=== TRECHO DA PÁGINA ===
4. A primeira observação que deve ser feita, com interesse para a matéria em litígio, é que, apesar da revogação do art. 655º do CC pelo NRAU, o preceituado no nº 2 continua a aplicar-se aos contratos de arrendamento anteriormente outorgados, em função do que se dispõe no art. 59º, nº 1, do NRAU, em conjugação com o disposto no art. 12º do CC.

Esta é, aliás, a solução também defendida por Januário Gomes, em “Fiança do arrendatário face ao NRAU”, em Estudos em Honra do Prof. Oliveira Ascensão, vol. II, págs. 976, 979 e 988, onde refere que, “apesar de formalmente revogado, o regime do art. 655º continuará a ter aplicação às situações constituídas na sua vigência”, uma vez que “a apreciação do risco fidejussório deve ser aferida em função do momento genético da constituição da fiança” (pág. 980).
===
PROBLEMA PROPOSTO A »
Edite o trecho do texto sobre a fiança no arrendamento que vai de "4. A primeira" até "art. 12º do CC.", trocando "litígio" por "discussão".
=== DADOS REGISTRADOS ===
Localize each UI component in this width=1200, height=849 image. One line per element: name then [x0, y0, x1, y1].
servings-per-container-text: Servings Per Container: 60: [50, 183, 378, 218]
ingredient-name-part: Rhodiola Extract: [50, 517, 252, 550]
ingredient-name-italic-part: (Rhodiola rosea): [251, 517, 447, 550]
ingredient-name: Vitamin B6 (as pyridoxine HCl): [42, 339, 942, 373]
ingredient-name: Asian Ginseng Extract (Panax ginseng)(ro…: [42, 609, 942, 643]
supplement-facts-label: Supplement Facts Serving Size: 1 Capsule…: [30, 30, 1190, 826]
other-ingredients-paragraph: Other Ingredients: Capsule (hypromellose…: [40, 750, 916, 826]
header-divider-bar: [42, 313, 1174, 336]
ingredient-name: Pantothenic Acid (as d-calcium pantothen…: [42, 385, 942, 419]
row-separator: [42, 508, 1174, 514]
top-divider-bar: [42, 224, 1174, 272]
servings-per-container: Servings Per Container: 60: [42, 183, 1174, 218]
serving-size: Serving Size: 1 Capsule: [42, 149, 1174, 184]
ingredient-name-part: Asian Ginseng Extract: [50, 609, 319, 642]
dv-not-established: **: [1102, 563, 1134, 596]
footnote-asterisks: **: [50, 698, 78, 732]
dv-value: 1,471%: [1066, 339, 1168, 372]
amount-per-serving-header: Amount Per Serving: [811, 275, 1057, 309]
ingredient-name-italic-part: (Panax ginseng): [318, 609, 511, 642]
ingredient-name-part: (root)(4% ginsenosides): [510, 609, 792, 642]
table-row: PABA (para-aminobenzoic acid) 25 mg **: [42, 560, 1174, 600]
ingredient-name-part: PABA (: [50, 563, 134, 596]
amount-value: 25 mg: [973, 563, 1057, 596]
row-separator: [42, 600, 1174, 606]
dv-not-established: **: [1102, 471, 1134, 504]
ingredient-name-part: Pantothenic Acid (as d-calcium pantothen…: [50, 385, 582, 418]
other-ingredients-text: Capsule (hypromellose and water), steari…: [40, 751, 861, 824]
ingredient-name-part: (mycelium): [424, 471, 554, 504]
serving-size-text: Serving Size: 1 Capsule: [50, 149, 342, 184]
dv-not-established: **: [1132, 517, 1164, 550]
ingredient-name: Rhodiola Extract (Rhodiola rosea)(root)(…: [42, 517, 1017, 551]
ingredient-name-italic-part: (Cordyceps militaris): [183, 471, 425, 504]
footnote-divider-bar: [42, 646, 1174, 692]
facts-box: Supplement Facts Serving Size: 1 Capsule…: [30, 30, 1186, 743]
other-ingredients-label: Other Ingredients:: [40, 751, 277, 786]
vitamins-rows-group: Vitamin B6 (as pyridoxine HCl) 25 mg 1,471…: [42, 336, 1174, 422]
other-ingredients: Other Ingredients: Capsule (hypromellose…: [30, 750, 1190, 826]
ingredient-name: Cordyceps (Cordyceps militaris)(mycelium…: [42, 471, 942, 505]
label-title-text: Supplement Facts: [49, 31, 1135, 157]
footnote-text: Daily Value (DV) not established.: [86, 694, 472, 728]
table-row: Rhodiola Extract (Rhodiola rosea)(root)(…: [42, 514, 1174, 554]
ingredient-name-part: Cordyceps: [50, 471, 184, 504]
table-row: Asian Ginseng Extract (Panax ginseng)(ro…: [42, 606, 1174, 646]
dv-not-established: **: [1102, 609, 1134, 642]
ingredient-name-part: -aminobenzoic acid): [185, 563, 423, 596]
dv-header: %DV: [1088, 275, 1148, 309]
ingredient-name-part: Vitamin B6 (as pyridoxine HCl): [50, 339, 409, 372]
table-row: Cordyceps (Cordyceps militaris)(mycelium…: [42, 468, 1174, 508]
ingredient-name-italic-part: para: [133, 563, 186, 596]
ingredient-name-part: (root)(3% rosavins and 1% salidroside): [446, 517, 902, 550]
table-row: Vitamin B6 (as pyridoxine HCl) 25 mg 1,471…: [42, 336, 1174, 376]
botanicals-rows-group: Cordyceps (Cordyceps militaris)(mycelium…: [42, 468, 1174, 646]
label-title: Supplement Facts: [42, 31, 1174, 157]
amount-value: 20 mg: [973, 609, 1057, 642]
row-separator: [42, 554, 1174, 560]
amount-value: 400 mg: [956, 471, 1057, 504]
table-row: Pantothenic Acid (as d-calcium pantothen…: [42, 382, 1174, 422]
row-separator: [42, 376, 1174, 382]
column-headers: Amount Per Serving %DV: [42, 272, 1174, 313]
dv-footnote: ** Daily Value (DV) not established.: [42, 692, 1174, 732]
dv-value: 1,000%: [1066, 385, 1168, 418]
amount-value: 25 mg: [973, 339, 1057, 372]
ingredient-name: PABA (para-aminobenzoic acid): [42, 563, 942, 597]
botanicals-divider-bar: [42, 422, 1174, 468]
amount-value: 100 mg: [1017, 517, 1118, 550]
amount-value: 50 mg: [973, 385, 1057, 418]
===
PROBLEMA PROPOSTO B »
Transcreva as linhas dos registros desde o início até a linha que contém "517, 447, 550]", incluindo essa linha.

RESOLUÇÃO DA TAREFA A »
4. A primeira observação que deve ser feita, com interesse para a matéria em discussão, é que, apesar da revogação do art. 655º do CC pelo NRAU, o preceituado no nº 2 continua a aplicar-se aos contratos de arrendamento anteriormente outorgados, em função do que se dispõe no art. 59º, nº 1, do NRAU, em conjugação com o disposto no art. 12º do CC.

RESOLUÇÃO DA TAREFA B »
Localize each UI component in this width=1200, height=849 image. One line per element: name then [x0, y0, x1, y1].
servings-per-container-text: Servings Per Container: 60: [50, 183, 378, 218]
ingredient-name-part: Rhodiola Extract: [50, 517, 252, 550]
ingredient-name-italic-part: (Rhodiola rosea): [251, 517, 447, 550]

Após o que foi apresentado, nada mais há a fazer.